(Dataset entries)

──────────────────────────────

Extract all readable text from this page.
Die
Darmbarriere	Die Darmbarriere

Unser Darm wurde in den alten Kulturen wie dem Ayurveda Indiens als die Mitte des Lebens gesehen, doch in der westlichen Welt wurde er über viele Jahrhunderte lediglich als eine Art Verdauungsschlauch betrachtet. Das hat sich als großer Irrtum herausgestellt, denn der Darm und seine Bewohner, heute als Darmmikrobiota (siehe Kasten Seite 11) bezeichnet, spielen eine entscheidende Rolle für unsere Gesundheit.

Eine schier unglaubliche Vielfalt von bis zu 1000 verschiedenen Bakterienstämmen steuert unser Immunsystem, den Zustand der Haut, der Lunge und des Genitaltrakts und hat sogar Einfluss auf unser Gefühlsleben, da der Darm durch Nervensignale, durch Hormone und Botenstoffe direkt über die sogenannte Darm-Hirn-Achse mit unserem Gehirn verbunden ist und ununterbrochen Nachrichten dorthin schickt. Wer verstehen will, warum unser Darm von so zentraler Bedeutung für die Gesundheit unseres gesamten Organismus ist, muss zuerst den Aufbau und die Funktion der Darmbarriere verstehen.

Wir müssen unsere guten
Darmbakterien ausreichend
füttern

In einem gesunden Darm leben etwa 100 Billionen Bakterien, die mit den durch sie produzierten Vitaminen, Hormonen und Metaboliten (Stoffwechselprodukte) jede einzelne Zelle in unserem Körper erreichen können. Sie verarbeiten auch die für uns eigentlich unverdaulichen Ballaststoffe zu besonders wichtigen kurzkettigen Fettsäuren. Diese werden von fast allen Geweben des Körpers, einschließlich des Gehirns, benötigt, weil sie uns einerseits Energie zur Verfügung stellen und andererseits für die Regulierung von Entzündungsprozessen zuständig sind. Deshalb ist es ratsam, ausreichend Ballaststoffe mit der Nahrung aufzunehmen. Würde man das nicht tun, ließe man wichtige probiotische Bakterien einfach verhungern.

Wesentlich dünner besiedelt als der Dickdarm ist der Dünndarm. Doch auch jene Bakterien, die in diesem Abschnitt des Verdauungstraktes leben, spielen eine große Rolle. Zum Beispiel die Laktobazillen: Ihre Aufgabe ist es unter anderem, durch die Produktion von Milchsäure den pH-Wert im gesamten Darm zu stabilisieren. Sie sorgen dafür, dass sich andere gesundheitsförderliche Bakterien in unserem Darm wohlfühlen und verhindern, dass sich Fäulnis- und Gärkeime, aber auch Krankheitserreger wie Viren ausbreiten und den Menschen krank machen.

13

──────────────────────────────

▶ What to do
Using the exact wording, write out all of the records.

▶ Answer to the problem
Extract all readable text from this page.
Die
Darmbarriere	Die Darmbarriere

Unser Darm wurde in den alten Kulturen wie dem Ayurveda Indiens als die Mitte des Lebens gesehen, doch in der westlichen Welt wurde er über viele Jahrhunderte lediglich als eine Art Verdauungsschlauch betrachtet. Das hat sich als großer Irrtum herausgestellt, denn der Darm und seine Bewohner, heute als Darmmikrobiota (siehe Kasten Seite 11) bezeichnet, spielen eine entscheidende Rolle für unsere Gesundheit.

Eine schier unglaubliche Vielfalt von bis zu 1000 verschiedenen Bakterienstämmen steuert unser Immunsystem, den Zustand der Haut, der Lunge und des Genitaltrakts und hat sogar Einfluss auf unser Gefühlsleben, da der Darm durch Nervensignale, durch Hormone und Botenstoffe direkt über die sogenannte Darm-Hirn-Achse mit unserem Gehirn verbunden ist und ununterbrochen Nachrichten dorthin schickt. Wer verstehen will, warum unser Darm von so zentraler Bedeutung für die Gesundheit unseres gesamten Organismus ist, muss zuerst den Aufbau und die Funktion der Darmbarriere verstehen.

Wir müssen unsere guten
Darmbakterien ausreichend
füttern

In einem gesunden Darm leben etwa 100 Billionen Bakterien, die mit den durch sie produzierten Vitaminen, Hormonen und Metaboliten (Stoffwechselprodukte) jede einzelne Zelle in unserem Körper erreichen können. Sie verarbeiten auch die für uns eigentlich unverdaulichen Ballaststoffe zu besonders wichtigen kurzkettigen Fettsäuren. Diese werden von fast allen Geweben des Körpers, einschließlich des Gehirns, benötigt, weil sie uns einerseits Energie zur Verfügung stellen und andererseits für die Regulierung von Entzündungsprozessen zuständig sind. Deshalb ist es ratsam, ausreichend Ballaststoffe mit der Nahrung aufzunehmen. Würde man das nicht tun, ließe man wichtige probiotische Bakterien einfach verhungern.

Wesentlich dünner besiedelt als der Dickdarm ist der Dünndarm. Doch auch jene Bakterien, die in diesem Abschnitt des Verdauungstraktes leben, spielen eine große Rolle. Zum Beispiel die Laktobazillen: Ihre Aufgabe ist es unter anderem, durch die Produktion von Milchsäure den pH-Wert im gesamten Darm zu stabilisieren. Sie sorgen dafür, dass sich andere gesundheitsförderliche Bakterien in unserem Darm wohlfühlen und verhindern, dass sich Fäulnis- und Gärkeime, aber auch Krankheitserreger wie Viren ausbreiten und den Menschen krank machen.

13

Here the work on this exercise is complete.